PROBLEM TO WORK ON ▸
Reproduce the rows word for word, starting at the first row and ending at the row that contains "part-label: conidiospore (fungus)".

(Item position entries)
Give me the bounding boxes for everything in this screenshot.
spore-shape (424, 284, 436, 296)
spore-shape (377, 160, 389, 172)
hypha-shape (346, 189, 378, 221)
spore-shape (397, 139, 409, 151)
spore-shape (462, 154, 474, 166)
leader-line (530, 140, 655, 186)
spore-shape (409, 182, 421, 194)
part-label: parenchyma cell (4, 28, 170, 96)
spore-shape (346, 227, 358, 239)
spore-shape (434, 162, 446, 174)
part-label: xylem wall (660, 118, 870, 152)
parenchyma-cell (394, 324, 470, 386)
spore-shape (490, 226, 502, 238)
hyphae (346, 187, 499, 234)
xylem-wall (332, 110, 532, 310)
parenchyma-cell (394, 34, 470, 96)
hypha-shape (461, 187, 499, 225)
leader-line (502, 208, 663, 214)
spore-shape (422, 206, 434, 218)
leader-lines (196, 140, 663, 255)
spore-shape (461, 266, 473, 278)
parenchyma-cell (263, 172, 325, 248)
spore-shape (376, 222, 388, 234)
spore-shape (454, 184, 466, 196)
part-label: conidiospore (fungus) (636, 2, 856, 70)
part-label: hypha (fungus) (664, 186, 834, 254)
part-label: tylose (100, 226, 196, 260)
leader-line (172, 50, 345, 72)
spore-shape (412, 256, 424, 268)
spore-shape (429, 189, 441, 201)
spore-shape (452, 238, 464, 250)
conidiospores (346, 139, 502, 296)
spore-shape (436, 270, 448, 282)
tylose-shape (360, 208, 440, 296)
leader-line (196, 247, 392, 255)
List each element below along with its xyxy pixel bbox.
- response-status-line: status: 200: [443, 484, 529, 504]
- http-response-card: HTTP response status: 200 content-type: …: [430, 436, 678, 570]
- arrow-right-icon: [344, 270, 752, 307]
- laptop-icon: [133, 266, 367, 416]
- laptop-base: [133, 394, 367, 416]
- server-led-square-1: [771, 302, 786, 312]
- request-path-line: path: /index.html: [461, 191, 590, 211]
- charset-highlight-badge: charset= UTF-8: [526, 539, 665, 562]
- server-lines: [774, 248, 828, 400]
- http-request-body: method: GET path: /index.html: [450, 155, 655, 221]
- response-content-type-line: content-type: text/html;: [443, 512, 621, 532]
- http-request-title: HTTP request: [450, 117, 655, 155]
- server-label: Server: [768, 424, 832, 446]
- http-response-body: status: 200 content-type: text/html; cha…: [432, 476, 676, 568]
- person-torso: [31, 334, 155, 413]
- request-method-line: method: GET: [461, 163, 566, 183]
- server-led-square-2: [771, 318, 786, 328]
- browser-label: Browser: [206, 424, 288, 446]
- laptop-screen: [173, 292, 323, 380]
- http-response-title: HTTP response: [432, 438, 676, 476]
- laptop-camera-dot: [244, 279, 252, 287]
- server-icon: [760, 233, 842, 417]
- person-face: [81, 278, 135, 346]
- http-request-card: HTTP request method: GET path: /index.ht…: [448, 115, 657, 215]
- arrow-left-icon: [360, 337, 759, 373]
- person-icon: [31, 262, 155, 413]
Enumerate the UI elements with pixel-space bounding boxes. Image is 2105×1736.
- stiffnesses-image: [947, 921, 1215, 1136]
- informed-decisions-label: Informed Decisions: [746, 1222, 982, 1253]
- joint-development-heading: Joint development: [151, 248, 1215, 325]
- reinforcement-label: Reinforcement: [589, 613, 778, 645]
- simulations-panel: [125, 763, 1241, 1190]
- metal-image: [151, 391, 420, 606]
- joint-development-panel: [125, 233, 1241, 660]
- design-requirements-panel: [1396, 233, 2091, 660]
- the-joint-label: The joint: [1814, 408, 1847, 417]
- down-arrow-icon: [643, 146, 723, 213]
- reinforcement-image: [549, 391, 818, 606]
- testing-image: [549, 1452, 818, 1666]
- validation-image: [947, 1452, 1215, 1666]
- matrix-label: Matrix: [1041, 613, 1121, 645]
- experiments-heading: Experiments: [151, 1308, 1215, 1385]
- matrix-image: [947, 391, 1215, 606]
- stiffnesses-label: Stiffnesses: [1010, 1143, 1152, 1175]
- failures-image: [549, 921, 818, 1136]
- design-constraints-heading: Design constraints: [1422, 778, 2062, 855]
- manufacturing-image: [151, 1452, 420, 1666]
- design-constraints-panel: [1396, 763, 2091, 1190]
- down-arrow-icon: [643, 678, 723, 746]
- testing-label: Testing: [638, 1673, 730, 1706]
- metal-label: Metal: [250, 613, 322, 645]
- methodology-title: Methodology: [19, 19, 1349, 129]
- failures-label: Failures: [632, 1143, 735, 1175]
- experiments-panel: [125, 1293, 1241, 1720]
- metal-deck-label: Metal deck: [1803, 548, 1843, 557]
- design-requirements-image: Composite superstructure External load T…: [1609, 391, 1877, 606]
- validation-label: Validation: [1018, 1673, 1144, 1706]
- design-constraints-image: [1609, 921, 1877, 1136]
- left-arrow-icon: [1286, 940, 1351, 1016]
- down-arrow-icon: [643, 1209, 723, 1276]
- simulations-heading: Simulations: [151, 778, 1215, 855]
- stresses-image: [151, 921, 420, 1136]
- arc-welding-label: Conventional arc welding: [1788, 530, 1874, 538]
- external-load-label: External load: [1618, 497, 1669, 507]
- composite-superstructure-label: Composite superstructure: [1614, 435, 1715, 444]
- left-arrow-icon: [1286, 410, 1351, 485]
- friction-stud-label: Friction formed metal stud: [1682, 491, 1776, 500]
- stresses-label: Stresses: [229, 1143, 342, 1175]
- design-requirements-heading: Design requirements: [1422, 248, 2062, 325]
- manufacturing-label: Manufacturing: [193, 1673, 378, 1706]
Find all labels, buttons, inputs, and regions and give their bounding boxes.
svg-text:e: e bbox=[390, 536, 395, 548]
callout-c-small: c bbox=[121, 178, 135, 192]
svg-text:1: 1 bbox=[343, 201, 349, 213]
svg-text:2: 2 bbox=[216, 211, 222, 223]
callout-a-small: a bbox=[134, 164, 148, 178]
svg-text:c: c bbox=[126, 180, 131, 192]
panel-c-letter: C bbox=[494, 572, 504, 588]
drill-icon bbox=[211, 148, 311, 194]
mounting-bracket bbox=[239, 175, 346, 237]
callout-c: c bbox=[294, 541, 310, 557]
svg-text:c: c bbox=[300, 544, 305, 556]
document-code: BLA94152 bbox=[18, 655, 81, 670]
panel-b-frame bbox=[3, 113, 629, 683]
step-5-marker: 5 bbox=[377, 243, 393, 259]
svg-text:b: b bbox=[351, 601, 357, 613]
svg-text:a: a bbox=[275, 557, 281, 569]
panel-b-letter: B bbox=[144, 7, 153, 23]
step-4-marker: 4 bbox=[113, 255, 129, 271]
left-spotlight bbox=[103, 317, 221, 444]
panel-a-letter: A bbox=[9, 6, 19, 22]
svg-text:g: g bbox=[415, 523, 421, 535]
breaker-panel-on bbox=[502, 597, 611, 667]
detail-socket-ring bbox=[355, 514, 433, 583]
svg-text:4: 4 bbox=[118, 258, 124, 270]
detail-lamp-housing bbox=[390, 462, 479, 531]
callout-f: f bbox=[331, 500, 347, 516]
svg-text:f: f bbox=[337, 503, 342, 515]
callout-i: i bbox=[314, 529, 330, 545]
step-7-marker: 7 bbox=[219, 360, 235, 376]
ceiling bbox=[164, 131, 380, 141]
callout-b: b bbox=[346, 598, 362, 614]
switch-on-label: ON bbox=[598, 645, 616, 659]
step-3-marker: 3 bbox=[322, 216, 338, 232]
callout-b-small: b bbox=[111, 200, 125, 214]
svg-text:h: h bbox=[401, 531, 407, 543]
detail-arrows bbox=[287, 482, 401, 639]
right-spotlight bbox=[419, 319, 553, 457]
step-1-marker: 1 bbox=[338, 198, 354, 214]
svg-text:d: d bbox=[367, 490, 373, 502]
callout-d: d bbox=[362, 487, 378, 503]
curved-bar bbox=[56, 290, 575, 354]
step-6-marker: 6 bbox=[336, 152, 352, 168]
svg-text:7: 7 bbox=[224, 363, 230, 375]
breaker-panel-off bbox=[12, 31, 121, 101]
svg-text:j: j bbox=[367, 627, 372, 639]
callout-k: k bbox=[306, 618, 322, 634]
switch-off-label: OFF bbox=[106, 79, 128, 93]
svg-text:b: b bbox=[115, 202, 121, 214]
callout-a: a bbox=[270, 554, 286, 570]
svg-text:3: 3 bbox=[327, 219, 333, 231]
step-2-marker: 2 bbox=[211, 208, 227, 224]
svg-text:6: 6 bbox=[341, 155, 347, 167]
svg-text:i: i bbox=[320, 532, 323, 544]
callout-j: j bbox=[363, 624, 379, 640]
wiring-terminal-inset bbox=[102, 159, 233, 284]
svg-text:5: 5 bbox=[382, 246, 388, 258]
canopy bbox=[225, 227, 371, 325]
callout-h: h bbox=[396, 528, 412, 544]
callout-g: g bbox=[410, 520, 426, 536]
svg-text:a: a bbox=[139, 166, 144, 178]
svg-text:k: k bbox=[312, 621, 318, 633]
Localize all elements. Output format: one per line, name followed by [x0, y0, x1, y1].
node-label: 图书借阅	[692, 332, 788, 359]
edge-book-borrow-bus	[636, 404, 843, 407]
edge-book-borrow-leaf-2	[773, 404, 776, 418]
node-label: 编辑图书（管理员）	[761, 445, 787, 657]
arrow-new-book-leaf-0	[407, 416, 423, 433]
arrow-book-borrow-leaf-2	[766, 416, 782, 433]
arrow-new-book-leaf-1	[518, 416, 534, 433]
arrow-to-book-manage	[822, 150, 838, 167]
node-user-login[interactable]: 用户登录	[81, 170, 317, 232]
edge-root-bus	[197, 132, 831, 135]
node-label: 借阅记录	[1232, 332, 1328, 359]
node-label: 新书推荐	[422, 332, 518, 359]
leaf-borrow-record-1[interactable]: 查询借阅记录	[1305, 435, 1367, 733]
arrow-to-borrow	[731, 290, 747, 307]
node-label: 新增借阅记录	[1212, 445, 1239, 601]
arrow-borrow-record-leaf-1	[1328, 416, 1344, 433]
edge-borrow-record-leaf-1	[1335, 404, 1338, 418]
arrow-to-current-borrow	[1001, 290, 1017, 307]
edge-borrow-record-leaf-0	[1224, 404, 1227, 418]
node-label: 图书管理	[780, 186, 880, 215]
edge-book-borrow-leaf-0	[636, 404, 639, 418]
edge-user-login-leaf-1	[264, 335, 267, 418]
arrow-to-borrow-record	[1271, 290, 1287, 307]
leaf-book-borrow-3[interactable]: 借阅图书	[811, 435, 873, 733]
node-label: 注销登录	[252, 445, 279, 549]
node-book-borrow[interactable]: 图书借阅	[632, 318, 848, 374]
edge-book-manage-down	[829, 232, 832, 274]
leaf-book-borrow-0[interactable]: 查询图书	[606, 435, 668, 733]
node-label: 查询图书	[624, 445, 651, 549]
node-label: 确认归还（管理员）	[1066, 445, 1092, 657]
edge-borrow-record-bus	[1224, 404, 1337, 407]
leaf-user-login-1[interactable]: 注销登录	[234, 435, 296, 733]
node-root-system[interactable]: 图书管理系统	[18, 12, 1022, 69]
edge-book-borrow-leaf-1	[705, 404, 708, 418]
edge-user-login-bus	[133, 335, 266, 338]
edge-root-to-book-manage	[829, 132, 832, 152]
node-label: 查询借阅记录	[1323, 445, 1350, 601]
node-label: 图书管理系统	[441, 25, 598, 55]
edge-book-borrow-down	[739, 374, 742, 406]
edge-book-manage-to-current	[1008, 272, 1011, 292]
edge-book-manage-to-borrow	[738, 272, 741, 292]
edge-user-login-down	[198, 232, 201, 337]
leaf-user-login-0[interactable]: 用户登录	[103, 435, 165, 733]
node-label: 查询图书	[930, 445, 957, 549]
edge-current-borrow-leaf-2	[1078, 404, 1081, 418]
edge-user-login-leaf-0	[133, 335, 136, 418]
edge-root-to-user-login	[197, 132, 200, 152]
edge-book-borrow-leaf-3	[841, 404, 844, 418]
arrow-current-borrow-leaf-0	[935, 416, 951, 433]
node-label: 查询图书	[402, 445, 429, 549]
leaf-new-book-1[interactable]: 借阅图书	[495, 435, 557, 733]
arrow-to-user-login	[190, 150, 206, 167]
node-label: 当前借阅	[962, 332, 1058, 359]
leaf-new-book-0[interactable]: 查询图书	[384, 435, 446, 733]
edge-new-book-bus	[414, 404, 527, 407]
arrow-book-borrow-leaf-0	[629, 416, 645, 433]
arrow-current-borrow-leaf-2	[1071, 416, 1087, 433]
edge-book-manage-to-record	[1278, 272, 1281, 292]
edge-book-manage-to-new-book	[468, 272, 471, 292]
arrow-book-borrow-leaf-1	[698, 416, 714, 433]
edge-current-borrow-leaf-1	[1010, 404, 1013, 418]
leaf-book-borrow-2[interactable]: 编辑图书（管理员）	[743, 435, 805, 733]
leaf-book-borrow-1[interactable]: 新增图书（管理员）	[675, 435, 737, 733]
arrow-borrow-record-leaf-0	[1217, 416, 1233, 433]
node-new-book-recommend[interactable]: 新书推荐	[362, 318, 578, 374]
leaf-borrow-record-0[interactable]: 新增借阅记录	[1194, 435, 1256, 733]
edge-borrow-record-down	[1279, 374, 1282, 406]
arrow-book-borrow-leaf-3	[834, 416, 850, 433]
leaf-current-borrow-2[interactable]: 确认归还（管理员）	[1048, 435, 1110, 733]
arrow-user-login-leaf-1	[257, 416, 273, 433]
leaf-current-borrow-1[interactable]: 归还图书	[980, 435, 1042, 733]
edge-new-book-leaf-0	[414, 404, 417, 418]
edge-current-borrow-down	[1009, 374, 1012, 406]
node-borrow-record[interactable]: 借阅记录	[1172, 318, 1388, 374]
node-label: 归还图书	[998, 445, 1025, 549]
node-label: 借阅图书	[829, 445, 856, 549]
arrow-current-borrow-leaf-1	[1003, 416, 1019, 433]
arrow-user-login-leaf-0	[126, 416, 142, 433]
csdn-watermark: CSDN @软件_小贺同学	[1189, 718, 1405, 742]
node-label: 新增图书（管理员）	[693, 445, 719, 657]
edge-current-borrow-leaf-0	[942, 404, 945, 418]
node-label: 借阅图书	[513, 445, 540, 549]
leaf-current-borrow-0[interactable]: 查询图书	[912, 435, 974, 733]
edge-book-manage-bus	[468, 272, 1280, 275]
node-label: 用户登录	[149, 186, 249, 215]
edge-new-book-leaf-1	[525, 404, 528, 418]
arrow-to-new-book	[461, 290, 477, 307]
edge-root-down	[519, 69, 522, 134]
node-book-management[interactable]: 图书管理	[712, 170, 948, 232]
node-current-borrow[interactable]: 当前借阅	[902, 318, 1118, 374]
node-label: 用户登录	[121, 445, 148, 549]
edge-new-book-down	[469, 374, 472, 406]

WORKED ANSWER ▸
Give me the bounding boxes for everything in this screenshot.
spore-shape (424, 284, 436, 296)
spore-shape (377, 160, 389, 172)
hypha-shape (346, 189, 378, 221)
spore-shape (397, 139, 409, 151)
spore-shape (462, 154, 474, 166)
leader-line (530, 140, 655, 186)
spore-shape (409, 182, 421, 194)
part-label: parenchyma cell (4, 28, 170, 96)
spore-shape (346, 227, 358, 239)
spore-shape (434, 162, 446, 174)
part-label: xylem wall (660, 118, 870, 152)
parenchyma-cell (394, 324, 470, 386)
spore-shape (490, 226, 502, 238)
hyphae (346, 187, 499, 234)
xylem-wall (332, 110, 532, 310)
parenchyma-cell (394, 34, 470, 96)
hypha-shape (461, 187, 499, 225)
leader-line (502, 208, 663, 214)
spore-shape (422, 206, 434, 218)
leader-lines (196, 140, 663, 255)
spore-shape (461, 266, 473, 278)
parenchyma-cell (263, 172, 325, 248)
spore-shape (376, 222, 388, 234)
spore-shape (454, 184, 466, 196)
part-label: conidiospore (fungus) (636, 2, 856, 70)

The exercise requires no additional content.